■ **RECORD SET**:
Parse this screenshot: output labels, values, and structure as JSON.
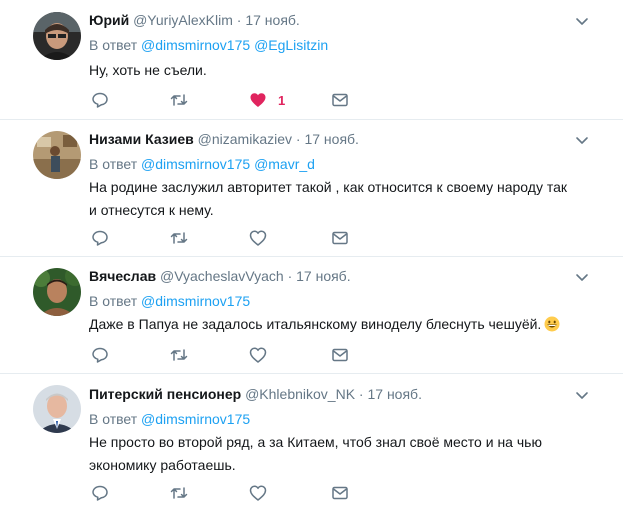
{
  "tweets": [
    {
      "name": "Юрий",
      "handle": "@YuriyAlexKlim",
      "dot": "·",
      "date": "17 нояб.",
      "reply_prefix": "В ответ",
      "reply_to": [
        "@dimsmirnov175",
        "@EgLisitzin"
      ],
      "text": "Ну, хоть не съели.",
      "like_count": "1",
      "liked": true
    },
    {
      "name": "Низами Казиев",
      "handle": "@nizamikaziev",
      "dot": "·",
      "date": "17 нояб.",
      "reply_prefix": "В ответ",
      "reply_to": [
        "@dimsmirnov175",
        "@mavr_d"
      ],
      "text": "На родине заслужил авторитет такой , как относится к своему народу так и отнесутся к нему."
    },
    {
      "name": "Вячеслав",
      "handle": "@VyacheslavVyach",
      "dot": "·",
      "date": "17 нояб.",
      "reply_prefix": "В ответ",
      "reply_to": [
        "@dimsmirnov175"
      ],
      "text": "Даже в Папуа не задалось итальянскому виноделу блеснуть чешуёй."
    },
    {
      "name": "Питерский пенсионер",
      "handle": "@Khlebnikov_NK",
      "dot": "·",
      "date": "17 нояб.",
      "reply_prefix": "В ответ",
      "reply_to": [
        "@dimsmirnov175"
      ],
      "text": "Не просто во второй ряд, а за Китаем, чтоб знал своё место и на чью экономику работаешь."
    }
  ],
  "icons": {
    "reply": "reply-icon",
    "retweet": "retweet-icon",
    "like": "heart-icon",
    "message": "envelope-icon",
    "caret": "chevron-down-icon",
    "emoji": "grinning-face-emoji-icon"
  },
  "colors": {
    "link": "#1da1f2",
    "muted": "#657786",
    "like_active": "#e0245e",
    "divider": "#e6ecf0"
  }
}
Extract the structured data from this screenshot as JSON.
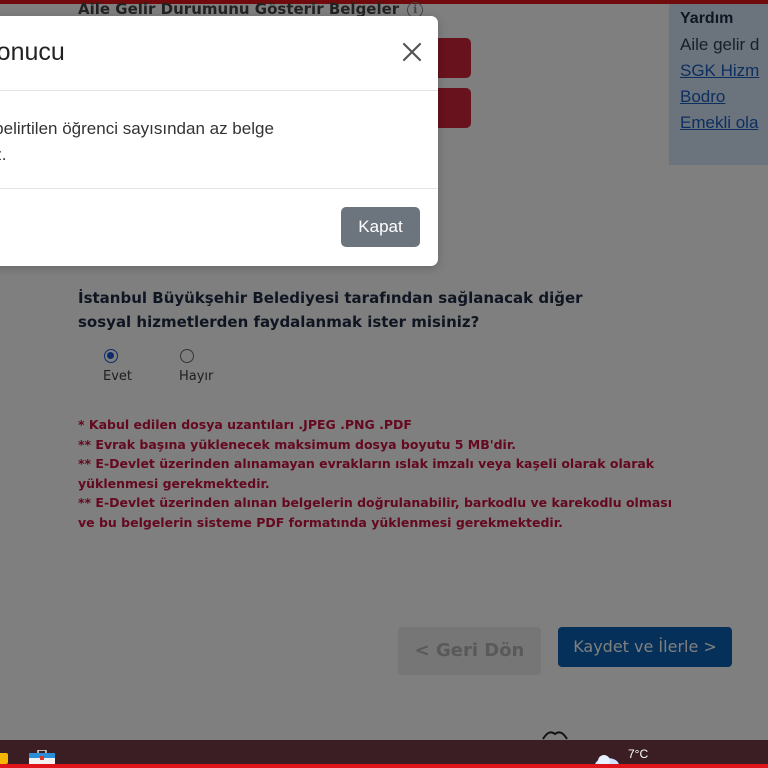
{
  "background_page": {
    "doc_heading": "Aile Gelir Durumunu Gösterir Belgeler",
    "info_icon": "info-icon",
    "help": {
      "title": "Yardım",
      "line": "Aile gelir d",
      "links": [
        "SGK Hizm",
        "Bodro",
        "Emekli ola"
      ]
    },
    "question": "İstanbul Büyükşehir Belediyesi tarafından sağlanacak diğer sosyal hizmetlerden faydalanmak ister misiniz?",
    "options": [
      {
        "label": "Evet",
        "checked": true
      },
      {
        "label": "Hayır",
        "checked": false
      }
    ],
    "notes": [
      "* Kabul edilen dosya uzantıları .JPEG .PNG .PDF",
      "** Evrak başına yüklenecek maksimum dosya boyutu 5 MB'dir.",
      "** E-Devlet üzerinden alınamayan evrakların ıslak imzalı veya kaşeli olarak olarak yüklenmesi gerekmektedir.",
      "** E-Devlet üzerinden alınan belgelerin doğrulanabilir, barkodlu ve karekodlu olması ve bu belgelerin sisteme PDF formatında yüklenmesi gerekmektedir."
    ],
    "back_button": "< Geri Dön",
    "next_button": "Kaydet ve İlerle >"
  },
  "modal": {
    "title": "Sonucu",
    "body": "e belirtilen öğrenci sayısından az belge niz.",
    "body_line1": "e belirtilen öğrenci sayısından az belge",
    "body_line2": "niz.",
    "close_button": "Kapat",
    "close_icon": "close-icon"
  },
  "taskbar": {
    "temperature": "7°C",
    "icons": [
      "folder-icon",
      "briefcase-icon",
      "weather-icon"
    ]
  },
  "colors": {
    "accent_red": "#e0151b",
    "note_red": "#c8123f",
    "primary_blue": "#0b61b2",
    "help_bg": "#d6e9fb",
    "modal_button": "#6c757d"
  }
}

■ **REQUIRED TASK**:
Reproduce the material in its entirety and word for word, without the pictures.

■ **RESPONSE TO THIS TASK**:
Parse this screenshot: output labels, values, and structure as JSON.
{
  "tweets": [
    {
      "name": "Юрий",
      "handle": "@YuriyAlexKlim",
      "dot": "·",
      "date": "17 нояб.",
      "reply_prefix": "В ответ",
      "reply_to": [
        "@dimsmirnov175",
        "@EgLisitzin"
      ],
      "text": "Ну, хоть не съели.",
      "like_count": "1",
      "liked": true
    },
    {
      "name": "Низами Казиев",
      "handle": "@nizamikaziev",
      "dot": "·",
      "date": "17 нояб.",
      "reply_prefix": "В ответ",
      "reply_to": [
        "@dimsmirnov175",
        "@mavr_d"
      ],
      "text": "На родине заслужил авторитет такой , как относится к своему народу так и отнесутся к нему."
    },
    {
      "name": "Вячеслав",
      "handle": "@VyacheslavVyach",
      "dot": "·",
      "date": "17 нояб.",
      "reply_prefix": "В ответ",
      "reply_to": [
        "@dimsmirnov175"
      ],
      "text": "Даже в Папуа не задалось итальянскому виноделу блеснуть чешуёй."
    },
    {
      "name": "Питерский пенсионер",
      "handle": "@Khlebnikov_NK",
      "dot": "·",
      "date": "17 нояб.",
      "reply_prefix": "В ответ",
      "reply_to": [
        "@dimsmirnov175"
      ],
      "text": "Не просто во второй ряд, а за Китаем, чтоб знал своё место и на чью экономику работаешь."
    }
  ],
  "icons": {
    "reply": "reply-icon",
    "retweet": "retweet-icon",
    "like": "heart-icon",
    "message": "envelope-icon",
    "caret": "chevron-down-icon",
    "emoji": "grinning-face-emoji-icon"
  },
  "colors": {
    "link": "#1da1f2",
    "muted": "#657786",
    "like_active": "#e0245e",
    "divider": "#e6ecf0"
  }
}
Extract the structured data from this screenshot as JSON.
{
  "background_page": {
    "doc_heading": "Aile Gelir Durumunu Gösterir Belgeler",
    "info_icon": "info-icon",
    "help": {
      "title": "Yardım",
      "line": "Aile gelir d",
      "links": [
        "SGK Hizm",
        "Bodro",
        "Emekli ola"
      ]
    },
    "question": "İstanbul Büyükşehir Belediyesi tarafından sağlanacak diğer sosyal hizmetlerden faydalanmak ister misiniz?",
    "options": [
      {
        "label": "Evet",
        "checked": true
      },
      {
        "label": "Hayır",
        "checked": false
      }
    ],
    "notes": [
      "* Kabul edilen dosya uzantıları .JPEG .PNG .PDF",
      "** Evrak başına yüklenecek maksimum dosya boyutu 5 MB'dir.",
      "** E-Devlet üzerinden alınamayan evrakların ıslak imzalı veya kaşeli olarak olarak yüklenmesi gerekmektedir.",
      "** E-Devlet üzerinden alınan belgelerin doğrulanabilir, barkodlu ve karekodlu olması ve bu belgelerin sisteme PDF formatında yüklenmesi gerekmektedir."
    ],
    "back_button": "< Geri Dön",
    "next_button": "Kaydet ve İlerle >"
  },
  "modal": {
    "title": "Sonucu",
    "body": "e belirtilen öğrenci sayısından az belge niz.",
    "body_line1": "e belirtilen öğrenci sayısından az belge",
    "body_line2": "niz.",
    "close_button": "Kapat",
    "close_icon": "close-icon"
  },
  "taskbar": {
    "temperature": "7°C",
    "icons": [
      "folder-icon",
      "briefcase-icon",
      "weather-icon"
    ]
  },
  "colors": {
    "accent_red": "#e0151b",
    "note_red": "#c8123f",
    "primary_blue": "#0b61b2",
    "help_bg": "#d6e9fb",
    "modal_button": "#6c757d"
  }
}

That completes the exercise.